--- BEGIN Records for this task ---

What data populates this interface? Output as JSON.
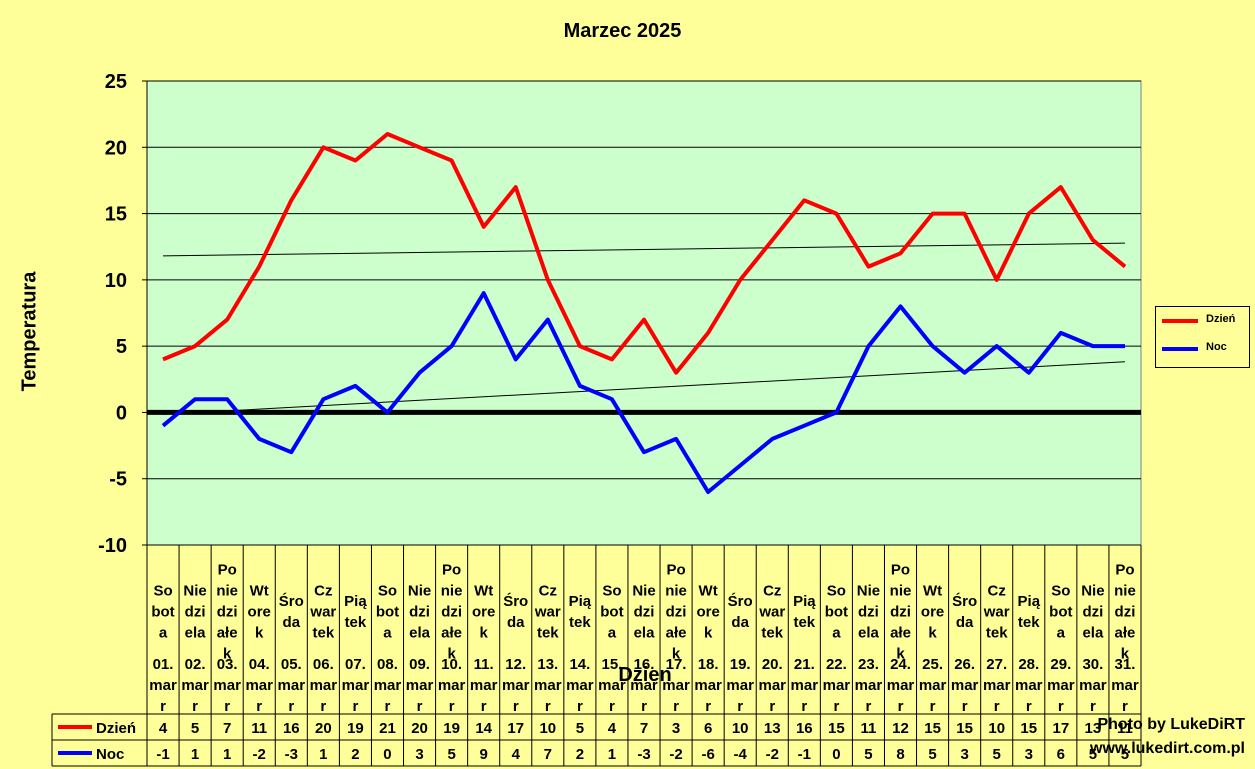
{
  "chart_data": {
    "type": "line",
    "title": "Marzec 2025",
    "xlabel": "Dzien",
    "ylabel": "Temperatura",
    "ylim": [
      -10,
      25
    ],
    "yticks": [
      25,
      20,
      15,
      10,
      5,
      0,
      -5,
      -10
    ],
    "grid": true,
    "legend_position": "right",
    "categories": [
      {
        "day": [
          "So",
          "bot",
          "a"
        ],
        "date": [
          "01.",
          "mar",
          "r"
        ]
      },
      {
        "day": [
          "Nie",
          "dzi",
          "ela"
        ],
        "date": [
          "02.",
          "mar",
          "r"
        ]
      },
      {
        "day": [
          "Po",
          "nie",
          "dzi",
          "ałe",
          "k"
        ],
        "date": [
          "03.",
          "mar",
          "r"
        ]
      },
      {
        "day": [
          "Wt",
          "ore",
          "k"
        ],
        "date": [
          "04.",
          "mar",
          "r"
        ]
      },
      {
        "day": [
          "Śro",
          "da"
        ],
        "date": [
          "05.",
          "mar",
          "r"
        ]
      },
      {
        "day": [
          "Cz",
          "war",
          "tek"
        ],
        "date": [
          "06.",
          "mar",
          "r"
        ]
      },
      {
        "day": [
          "Pią",
          "tek"
        ],
        "date": [
          "07.",
          "mar",
          "r"
        ]
      },
      {
        "day": [
          "So",
          "bot",
          "a"
        ],
        "date": [
          "08.",
          "mar",
          "r"
        ]
      },
      {
        "day": [
          "Nie",
          "dzi",
          "ela"
        ],
        "date": [
          "09.",
          "mar",
          "r"
        ]
      },
      {
        "day": [
          "Po",
          "nie",
          "dzi",
          "ałe",
          "k"
        ],
        "date": [
          "10.",
          "mar",
          "r"
        ]
      },
      {
        "day": [
          "Wt",
          "ore",
          "k"
        ],
        "date": [
          "11.",
          "mar",
          "r"
        ]
      },
      {
        "day": [
          "Śro",
          "da"
        ],
        "date": [
          "12.",
          "mar",
          "r"
        ]
      },
      {
        "day": [
          "Cz",
          "war",
          "tek"
        ],
        "date": [
          "13.",
          "mar",
          "r"
        ]
      },
      {
        "day": [
          "Pią",
          "tek"
        ],
        "date": [
          "14.",
          "mar",
          "r"
        ]
      },
      {
        "day": [
          "So",
          "bot",
          "a"
        ],
        "date": [
          "15.",
          "mar",
          "r"
        ]
      },
      {
        "day": [
          "Nie",
          "dzi",
          "ela"
        ],
        "date": [
          "16.",
          "mar",
          "r"
        ]
      },
      {
        "day": [
          "Po",
          "nie",
          "dzi",
          "ałe",
          "k"
        ],
        "date": [
          "17.",
          "mar",
          "r"
        ]
      },
      {
        "day": [
          "Wt",
          "ore",
          "k"
        ],
        "date": [
          "18.",
          "mar",
          "r"
        ]
      },
      {
        "day": [
          "Śro",
          "da"
        ],
        "date": [
          "19.",
          "mar",
          "r"
        ]
      },
      {
        "day": [
          "Cz",
          "war",
          "tek"
        ],
        "date": [
          "20.",
          "mar",
          "r"
        ]
      },
      {
        "day": [
          "Pią",
          "tek"
        ],
        "date": [
          "21.",
          "mar",
          "r"
        ]
      },
      {
        "day": [
          "So",
          "bot",
          "a"
        ],
        "date": [
          "22.",
          "mar",
          "r"
        ]
      },
      {
        "day": [
          "Nie",
          "dzi",
          "ela"
        ],
        "date": [
          "23.",
          "mar",
          "r"
        ]
      },
      {
        "day": [
          "Po",
          "nie",
          "dzi",
          "ałe",
          "k"
        ],
        "date": [
          "24.",
          "mar",
          "r"
        ]
      },
      {
        "day": [
          "Wt",
          "ore",
          "k"
        ],
        "date": [
          "25.",
          "mar",
          "r"
        ]
      },
      {
        "day": [
          "Śro",
          "da"
        ],
        "date": [
          "26.",
          "mar",
          "r"
        ]
      },
      {
        "day": [
          "Cz",
          "war",
          "tek"
        ],
        "date": [
          "27.",
          "mar",
          "r"
        ]
      },
      {
        "day": [
          "Pią",
          "tek"
        ],
        "date": [
          "28.",
          "mar",
          "r"
        ]
      },
      {
        "day": [
          "So",
          "bot",
          "a"
        ],
        "date": [
          "29.",
          "mar",
          "r"
        ]
      },
      {
        "day": [
          "Nie",
          "dzi",
          "ela"
        ],
        "date": [
          "30.",
          "mar",
          "r"
        ]
      },
      {
        "day": [
          "Po",
          "nie",
          "dzi",
          "ałe",
          "k"
        ],
        "date": [
          "31.",
          "mar",
          "r"
        ]
      }
    ],
    "series": [
      {
        "name": "Dzień",
        "color": "#ff0000",
        "values": [
          4,
          5,
          7,
          11,
          16,
          20,
          19,
          21,
          20,
          19,
          14,
          17,
          10,
          5,
          4,
          7,
          3,
          6,
          10,
          13,
          16,
          15,
          11,
          12,
          15,
          15,
          10,
          15,
          17,
          13,
          11
        ]
      },
      {
        "name": "Noc",
        "color": "#0000ff",
        "values": [
          -1,
          1,
          1,
          -2,
          -3,
          1,
          2,
          0,
          3,
          5,
          9,
          4,
          7,
          2,
          1,
          -3,
          -2,
          -6,
          -4,
          -2,
          -1,
          0,
          5,
          8,
          5,
          3,
          5,
          3,
          6,
          5,
          5
        ]
      }
    ],
    "trendlines": true,
    "colors": {
      "plot_bg": "#ccffcc",
      "page_bg": "#ffff99"
    }
  },
  "credits": {
    "line1": "Photo by LukeDiRT",
    "line2": "www.lukedirt.com.pl"
  }
}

--- END Records for this task ---

Exercise instructions
Each entry gets copied exactly; the pictures stay out.

Exercise answer
What data populates this interface? Output as JSON.
{
  "chart_data": {
    "type": "line",
    "title": "Marzec 2025",
    "xlabel": "Dzien",
    "ylabel": "Temperatura",
    "ylim": [
      -10,
      25
    ],
    "yticks": [
      25,
      20,
      15,
      10,
      5,
      0,
      -5,
      -10
    ],
    "grid": true,
    "legend_position": "right",
    "categories": [
      {
        "day": [
          "So",
          "bot",
          "a"
        ],
        "date": [
          "01.",
          "mar",
          "r"
        ]
      },
      {
        "day": [
          "Nie",
          "dzi",
          "ela"
        ],
        "date": [
          "02.",
          "mar",
          "r"
        ]
      },
      {
        "day": [
          "Po",
          "nie",
          "dzi",
          "ałe",
          "k"
        ],
        "date": [
          "03.",
          "mar",
          "r"
        ]
      },
      {
        "day": [
          "Wt",
          "ore",
          "k"
        ],
        "date": [
          "04.",
          "mar",
          "r"
        ]
      },
      {
        "day": [
          "Śro",
          "da"
        ],
        "date": [
          "05.",
          "mar",
          "r"
        ]
      },
      {
        "day": [
          "Cz",
          "war",
          "tek"
        ],
        "date": [
          "06.",
          "mar",
          "r"
        ]
      },
      {
        "day": [
          "Pią",
          "tek"
        ],
        "date": [
          "07.",
          "mar",
          "r"
        ]
      },
      {
        "day": [
          "So",
          "bot",
          "a"
        ],
        "date": [
          "08.",
          "mar",
          "r"
        ]
      },
      {
        "day": [
          "Nie",
          "dzi",
          "ela"
        ],
        "date": [
          "09.",
          "mar",
          "r"
        ]
      },
      {
        "day": [
          "Po",
          "nie",
          "dzi",
          "ałe",
          "k"
        ],
        "date": [
          "10.",
          "mar",
          "r"
        ]
      },
      {
        "day": [
          "Wt",
          "ore",
          "k"
        ],
        "date": [
          "11.",
          "mar",
          "r"
        ]
      },
      {
        "day": [
          "Śro",
          "da"
        ],
        "date": [
          "12.",
          "mar",
          "r"
        ]
      },
      {
        "day": [
          "Cz",
          "war",
          "tek"
        ],
        "date": [
          "13.",
          "mar",
          "r"
        ]
      },
      {
        "day": [
          "Pią",
          "tek"
        ],
        "date": [
          "14.",
          "mar",
          "r"
        ]
      },
      {
        "day": [
          "So",
          "bot",
          "a"
        ],
        "date": [
          "15.",
          "mar",
          "r"
        ]
      },
      {
        "day": [
          "Nie",
          "dzi",
          "ela"
        ],
        "date": [
          "16.",
          "mar",
          "r"
        ]
      },
      {
        "day": [
          "Po",
          "nie",
          "dzi",
          "ałe",
          "k"
        ],
        "date": [
          "17.",
          "mar",
          "r"
        ]
      },
      {
        "day": [
          "Wt",
          "ore",
          "k"
        ],
        "date": [
          "18.",
          "mar",
          "r"
        ]
      },
      {
        "day": [
          "Śro",
          "da"
        ],
        "date": [
          "19.",
          "mar",
          "r"
        ]
      },
      {
        "day": [
          "Cz",
          "war",
          "tek"
        ],
        "date": [
          "20.",
          "mar",
          "r"
        ]
      },
      {
        "day": [
          "Pią",
          "tek"
        ],
        "date": [
          "21.",
          "mar",
          "r"
        ]
      },
      {
        "day": [
          "So",
          "bot",
          "a"
        ],
        "date": [
          "22.",
          "mar",
          "r"
        ]
      },
      {
        "day": [
          "Nie",
          "dzi",
          "ela"
        ],
        "date": [
          "23.",
          "mar",
          "r"
        ]
      },
      {
        "day": [
          "Po",
          "nie",
          "dzi",
          "ałe",
          "k"
        ],
        "date": [
          "24.",
          "mar",
          "r"
        ]
      },
      {
        "day": [
          "Wt",
          "ore",
          "k"
        ],
        "date": [
          "25.",
          "mar",
          "r"
        ]
      },
      {
        "day": [
          "Śro",
          "da"
        ],
        "date": [
          "26.",
          "mar",
          "r"
        ]
      },
      {
        "day": [
          "Cz",
          "war",
          "tek"
        ],
        "date": [
          "27.",
          "mar",
          "r"
        ]
      },
      {
        "day": [
          "Pią",
          "tek"
        ],
        "date": [
          "28.",
          "mar",
          "r"
        ]
      },
      {
        "day": [
          "So",
          "bot",
          "a"
        ],
        "date": [
          "29.",
          "mar",
          "r"
        ]
      },
      {
        "day": [
          "Nie",
          "dzi",
          "ela"
        ],
        "date": [
          "30.",
          "mar",
          "r"
        ]
      },
      {
        "day": [
          "Po",
          "nie",
          "dzi",
          "ałe",
          "k"
        ],
        "date": [
          "31.",
          "mar",
          "r"
        ]
      }
    ],
    "series": [
      {
        "name": "Dzień",
        "color": "#ff0000",
        "values": [
          4,
          5,
          7,
          11,
          16,
          20,
          19,
          21,
          20,
          19,
          14,
          17,
          10,
          5,
          4,
          7,
          3,
          6,
          10,
          13,
          16,
          15,
          11,
          12,
          15,
          15,
          10,
          15,
          17,
          13,
          11
        ]
      },
      {
        "name": "Noc",
        "color": "#0000ff",
        "values": [
          -1,
          1,
          1,
          -2,
          -3,
          1,
          2,
          0,
          3,
          5,
          9,
          4,
          7,
          2,
          1,
          -3,
          -2,
          -6,
          -4,
          -2,
          -1,
          0,
          5,
          8,
          5,
          3,
          5,
          3,
          6,
          5,
          5
        ]
      }
    ],
    "trendlines": true,
    "colors": {
      "plot_bg": "#ccffcc",
      "page_bg": "#ffff99"
    }
  },
  "credits": {
    "line1": "Photo by LukeDiRT",
    "line2": "www.lukedirt.com.pl"
  }
}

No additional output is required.